# WHAT YOU WILL DO
Set out every line bearing the string "xlabel".

[Data entries]
◇ ◇ ◇ ◇ ◇
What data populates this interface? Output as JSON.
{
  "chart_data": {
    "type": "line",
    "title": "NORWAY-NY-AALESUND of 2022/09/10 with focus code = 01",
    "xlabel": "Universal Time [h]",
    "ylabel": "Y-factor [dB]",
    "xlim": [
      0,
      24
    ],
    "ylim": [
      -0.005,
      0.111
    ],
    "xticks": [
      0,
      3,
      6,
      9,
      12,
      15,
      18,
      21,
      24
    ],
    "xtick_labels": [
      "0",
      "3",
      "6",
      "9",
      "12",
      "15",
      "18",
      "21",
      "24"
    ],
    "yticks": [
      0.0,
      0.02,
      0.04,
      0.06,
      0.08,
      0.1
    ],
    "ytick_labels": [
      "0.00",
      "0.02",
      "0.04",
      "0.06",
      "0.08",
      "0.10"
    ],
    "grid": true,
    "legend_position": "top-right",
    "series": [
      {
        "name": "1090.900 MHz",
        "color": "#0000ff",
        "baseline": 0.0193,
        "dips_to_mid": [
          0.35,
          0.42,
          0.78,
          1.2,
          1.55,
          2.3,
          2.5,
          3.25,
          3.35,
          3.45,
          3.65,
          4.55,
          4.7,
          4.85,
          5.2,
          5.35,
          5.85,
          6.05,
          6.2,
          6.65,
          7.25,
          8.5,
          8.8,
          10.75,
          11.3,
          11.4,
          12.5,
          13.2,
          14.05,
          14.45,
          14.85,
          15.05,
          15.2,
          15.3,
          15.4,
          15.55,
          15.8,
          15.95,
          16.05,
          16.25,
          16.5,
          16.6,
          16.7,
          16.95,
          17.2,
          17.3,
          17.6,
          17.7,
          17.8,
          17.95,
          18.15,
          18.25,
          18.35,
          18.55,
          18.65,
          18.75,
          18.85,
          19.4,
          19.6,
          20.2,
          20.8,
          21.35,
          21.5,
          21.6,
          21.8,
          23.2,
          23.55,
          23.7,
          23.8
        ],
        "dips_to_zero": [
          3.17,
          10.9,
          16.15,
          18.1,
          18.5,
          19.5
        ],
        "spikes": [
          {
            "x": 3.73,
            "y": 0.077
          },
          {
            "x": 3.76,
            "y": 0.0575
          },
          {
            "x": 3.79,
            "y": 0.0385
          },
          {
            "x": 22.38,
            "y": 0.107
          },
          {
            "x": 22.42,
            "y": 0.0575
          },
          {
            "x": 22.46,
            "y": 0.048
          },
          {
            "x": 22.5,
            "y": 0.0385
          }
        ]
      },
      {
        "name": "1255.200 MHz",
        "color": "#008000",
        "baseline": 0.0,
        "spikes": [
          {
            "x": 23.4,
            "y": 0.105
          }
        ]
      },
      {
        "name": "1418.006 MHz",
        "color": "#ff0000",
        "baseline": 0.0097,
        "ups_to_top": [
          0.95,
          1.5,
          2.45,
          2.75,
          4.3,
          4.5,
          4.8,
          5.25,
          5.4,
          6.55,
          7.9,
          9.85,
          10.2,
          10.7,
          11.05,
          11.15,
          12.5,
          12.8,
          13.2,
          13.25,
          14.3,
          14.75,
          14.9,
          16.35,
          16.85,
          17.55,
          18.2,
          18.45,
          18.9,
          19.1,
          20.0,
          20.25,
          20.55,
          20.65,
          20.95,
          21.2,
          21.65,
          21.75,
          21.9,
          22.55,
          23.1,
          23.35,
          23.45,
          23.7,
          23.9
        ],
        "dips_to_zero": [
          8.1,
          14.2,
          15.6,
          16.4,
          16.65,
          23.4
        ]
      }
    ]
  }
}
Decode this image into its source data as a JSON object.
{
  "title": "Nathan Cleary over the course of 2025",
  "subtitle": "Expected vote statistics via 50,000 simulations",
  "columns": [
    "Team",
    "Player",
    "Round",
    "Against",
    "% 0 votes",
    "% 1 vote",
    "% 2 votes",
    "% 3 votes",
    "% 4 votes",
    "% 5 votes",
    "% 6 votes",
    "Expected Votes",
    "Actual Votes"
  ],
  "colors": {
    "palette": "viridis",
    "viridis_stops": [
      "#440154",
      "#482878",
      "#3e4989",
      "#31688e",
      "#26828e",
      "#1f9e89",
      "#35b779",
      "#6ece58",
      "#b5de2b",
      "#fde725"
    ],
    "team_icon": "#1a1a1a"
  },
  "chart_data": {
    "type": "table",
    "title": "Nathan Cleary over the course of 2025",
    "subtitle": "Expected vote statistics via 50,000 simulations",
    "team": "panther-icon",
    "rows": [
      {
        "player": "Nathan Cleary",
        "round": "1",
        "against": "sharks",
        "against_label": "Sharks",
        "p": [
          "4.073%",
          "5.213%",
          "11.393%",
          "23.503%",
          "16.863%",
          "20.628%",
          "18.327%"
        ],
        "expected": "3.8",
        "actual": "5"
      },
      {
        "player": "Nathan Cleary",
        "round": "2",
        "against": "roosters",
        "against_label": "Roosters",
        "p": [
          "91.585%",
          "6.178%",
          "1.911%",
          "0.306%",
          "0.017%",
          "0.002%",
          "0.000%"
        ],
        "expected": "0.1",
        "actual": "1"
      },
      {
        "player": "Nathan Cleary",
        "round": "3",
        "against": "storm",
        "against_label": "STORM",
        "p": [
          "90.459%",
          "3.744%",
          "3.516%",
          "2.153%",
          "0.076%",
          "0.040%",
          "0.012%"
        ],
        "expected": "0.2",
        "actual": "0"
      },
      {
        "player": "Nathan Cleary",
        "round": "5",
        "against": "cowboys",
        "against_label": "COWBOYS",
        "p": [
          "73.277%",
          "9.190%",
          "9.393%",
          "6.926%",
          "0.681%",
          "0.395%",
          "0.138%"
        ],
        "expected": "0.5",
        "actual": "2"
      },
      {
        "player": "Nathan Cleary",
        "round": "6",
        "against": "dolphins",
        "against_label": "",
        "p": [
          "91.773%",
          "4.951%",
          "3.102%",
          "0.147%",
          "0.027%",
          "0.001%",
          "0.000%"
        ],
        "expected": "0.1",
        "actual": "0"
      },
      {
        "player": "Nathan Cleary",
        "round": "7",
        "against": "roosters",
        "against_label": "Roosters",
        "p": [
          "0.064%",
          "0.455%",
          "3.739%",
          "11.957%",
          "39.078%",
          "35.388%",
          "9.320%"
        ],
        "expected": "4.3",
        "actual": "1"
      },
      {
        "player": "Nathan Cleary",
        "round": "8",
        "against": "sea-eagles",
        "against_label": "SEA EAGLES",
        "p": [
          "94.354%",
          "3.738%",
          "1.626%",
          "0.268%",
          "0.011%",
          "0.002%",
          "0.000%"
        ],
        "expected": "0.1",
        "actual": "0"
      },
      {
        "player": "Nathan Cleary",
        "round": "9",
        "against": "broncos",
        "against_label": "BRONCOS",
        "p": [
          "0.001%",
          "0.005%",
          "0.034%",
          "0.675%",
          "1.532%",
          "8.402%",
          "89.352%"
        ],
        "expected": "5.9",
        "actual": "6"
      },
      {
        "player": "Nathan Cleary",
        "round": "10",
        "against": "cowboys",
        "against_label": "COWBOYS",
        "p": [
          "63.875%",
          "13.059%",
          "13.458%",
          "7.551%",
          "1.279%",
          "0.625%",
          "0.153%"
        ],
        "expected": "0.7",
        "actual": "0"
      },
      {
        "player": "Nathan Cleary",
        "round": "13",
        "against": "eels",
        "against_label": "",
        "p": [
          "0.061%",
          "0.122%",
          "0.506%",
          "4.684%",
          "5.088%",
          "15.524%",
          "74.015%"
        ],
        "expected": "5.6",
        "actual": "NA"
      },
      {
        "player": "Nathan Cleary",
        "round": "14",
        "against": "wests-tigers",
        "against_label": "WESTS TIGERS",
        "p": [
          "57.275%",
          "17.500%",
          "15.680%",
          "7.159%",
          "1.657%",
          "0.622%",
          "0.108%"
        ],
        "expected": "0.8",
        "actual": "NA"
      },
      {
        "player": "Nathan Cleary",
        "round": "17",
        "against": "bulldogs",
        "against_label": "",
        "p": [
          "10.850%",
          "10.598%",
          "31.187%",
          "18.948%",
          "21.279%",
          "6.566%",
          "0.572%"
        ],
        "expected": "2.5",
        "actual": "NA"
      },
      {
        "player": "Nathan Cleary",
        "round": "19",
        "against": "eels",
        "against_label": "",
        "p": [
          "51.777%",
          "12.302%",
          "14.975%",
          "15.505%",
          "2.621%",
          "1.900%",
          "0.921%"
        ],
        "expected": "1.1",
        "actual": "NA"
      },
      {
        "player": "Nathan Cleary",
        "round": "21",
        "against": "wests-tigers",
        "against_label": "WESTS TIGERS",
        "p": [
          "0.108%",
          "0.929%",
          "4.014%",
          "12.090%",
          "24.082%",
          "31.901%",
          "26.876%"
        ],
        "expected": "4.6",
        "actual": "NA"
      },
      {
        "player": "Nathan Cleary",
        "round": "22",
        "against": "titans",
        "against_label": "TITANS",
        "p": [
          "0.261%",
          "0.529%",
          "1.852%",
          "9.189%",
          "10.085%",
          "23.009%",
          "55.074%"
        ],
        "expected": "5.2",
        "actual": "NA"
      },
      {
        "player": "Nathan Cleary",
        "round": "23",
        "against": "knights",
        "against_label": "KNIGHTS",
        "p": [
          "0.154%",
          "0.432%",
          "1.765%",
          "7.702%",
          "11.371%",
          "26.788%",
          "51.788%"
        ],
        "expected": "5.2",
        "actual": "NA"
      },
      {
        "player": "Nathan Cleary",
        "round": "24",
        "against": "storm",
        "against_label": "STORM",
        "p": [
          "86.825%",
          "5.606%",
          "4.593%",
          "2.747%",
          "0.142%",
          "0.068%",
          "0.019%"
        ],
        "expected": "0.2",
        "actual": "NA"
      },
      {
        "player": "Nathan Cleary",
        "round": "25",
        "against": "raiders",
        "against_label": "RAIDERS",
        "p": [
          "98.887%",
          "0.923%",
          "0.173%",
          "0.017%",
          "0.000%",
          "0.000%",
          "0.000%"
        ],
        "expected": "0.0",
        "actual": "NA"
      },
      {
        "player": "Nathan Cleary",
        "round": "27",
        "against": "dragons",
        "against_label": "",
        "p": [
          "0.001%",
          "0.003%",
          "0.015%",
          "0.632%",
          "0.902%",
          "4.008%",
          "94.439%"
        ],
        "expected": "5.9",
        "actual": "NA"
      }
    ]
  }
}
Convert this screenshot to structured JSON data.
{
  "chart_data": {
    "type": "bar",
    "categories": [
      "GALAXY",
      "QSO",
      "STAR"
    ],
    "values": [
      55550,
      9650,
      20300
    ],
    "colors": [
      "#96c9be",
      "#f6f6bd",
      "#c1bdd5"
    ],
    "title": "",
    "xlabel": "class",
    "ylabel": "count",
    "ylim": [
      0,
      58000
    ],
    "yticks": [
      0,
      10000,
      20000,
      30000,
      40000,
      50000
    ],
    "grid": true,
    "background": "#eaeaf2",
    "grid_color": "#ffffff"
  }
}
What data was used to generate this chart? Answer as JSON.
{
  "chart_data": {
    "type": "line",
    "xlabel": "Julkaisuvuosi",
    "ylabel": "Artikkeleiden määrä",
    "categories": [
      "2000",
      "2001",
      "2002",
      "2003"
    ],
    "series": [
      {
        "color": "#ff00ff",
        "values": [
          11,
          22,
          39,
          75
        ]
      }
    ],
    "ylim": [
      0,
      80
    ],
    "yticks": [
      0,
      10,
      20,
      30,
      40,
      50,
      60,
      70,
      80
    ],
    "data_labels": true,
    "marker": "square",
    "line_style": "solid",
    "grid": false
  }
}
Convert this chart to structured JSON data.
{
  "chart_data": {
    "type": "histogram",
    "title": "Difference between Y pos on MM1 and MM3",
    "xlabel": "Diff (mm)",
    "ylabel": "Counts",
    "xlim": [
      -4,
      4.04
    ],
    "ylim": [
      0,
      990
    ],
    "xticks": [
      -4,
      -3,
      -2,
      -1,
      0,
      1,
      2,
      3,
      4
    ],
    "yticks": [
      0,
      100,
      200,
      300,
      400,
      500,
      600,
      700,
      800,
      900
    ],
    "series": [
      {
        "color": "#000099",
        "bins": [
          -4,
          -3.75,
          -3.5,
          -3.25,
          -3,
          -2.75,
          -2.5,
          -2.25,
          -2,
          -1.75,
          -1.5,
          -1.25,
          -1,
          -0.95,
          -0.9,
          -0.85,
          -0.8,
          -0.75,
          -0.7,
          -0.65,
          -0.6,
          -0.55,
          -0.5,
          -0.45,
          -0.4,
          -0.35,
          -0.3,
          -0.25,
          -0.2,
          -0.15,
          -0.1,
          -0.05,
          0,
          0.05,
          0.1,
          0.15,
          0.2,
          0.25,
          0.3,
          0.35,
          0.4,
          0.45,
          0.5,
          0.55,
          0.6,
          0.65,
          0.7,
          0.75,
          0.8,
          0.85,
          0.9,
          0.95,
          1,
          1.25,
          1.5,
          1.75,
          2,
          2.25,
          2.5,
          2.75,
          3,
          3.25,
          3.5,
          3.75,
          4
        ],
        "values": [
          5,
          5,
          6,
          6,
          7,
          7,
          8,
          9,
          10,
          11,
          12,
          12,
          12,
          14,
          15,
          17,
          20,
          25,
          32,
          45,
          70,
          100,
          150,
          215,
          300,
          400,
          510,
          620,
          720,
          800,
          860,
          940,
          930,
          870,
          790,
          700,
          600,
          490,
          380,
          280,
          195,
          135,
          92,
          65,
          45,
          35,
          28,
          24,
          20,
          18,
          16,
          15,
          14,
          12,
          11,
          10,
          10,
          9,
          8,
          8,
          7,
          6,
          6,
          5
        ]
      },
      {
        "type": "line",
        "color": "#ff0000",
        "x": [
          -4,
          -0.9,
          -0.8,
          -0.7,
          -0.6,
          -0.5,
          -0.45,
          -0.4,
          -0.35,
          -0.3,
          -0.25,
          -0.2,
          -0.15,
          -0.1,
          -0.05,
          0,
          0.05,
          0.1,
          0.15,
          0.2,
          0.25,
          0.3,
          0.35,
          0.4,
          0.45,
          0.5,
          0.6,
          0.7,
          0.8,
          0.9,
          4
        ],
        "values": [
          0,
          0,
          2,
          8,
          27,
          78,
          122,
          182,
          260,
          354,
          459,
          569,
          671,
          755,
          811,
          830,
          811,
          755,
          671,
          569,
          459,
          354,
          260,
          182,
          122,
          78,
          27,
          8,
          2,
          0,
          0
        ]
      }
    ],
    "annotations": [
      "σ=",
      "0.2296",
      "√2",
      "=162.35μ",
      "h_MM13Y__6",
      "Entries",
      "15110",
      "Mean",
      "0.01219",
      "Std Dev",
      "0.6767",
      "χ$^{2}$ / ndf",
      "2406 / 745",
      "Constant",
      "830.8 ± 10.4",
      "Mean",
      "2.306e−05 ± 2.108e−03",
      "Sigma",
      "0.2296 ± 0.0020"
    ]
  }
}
◇ ◇ ◇ ◇ ◇
# EXERCISE SOLUTION
    "xlabel": "Universal Time [h]",
    "xlabel": "class",
    "xlabel": "Julkaisuvuosi",
    "xlabel": "Diff (mm)",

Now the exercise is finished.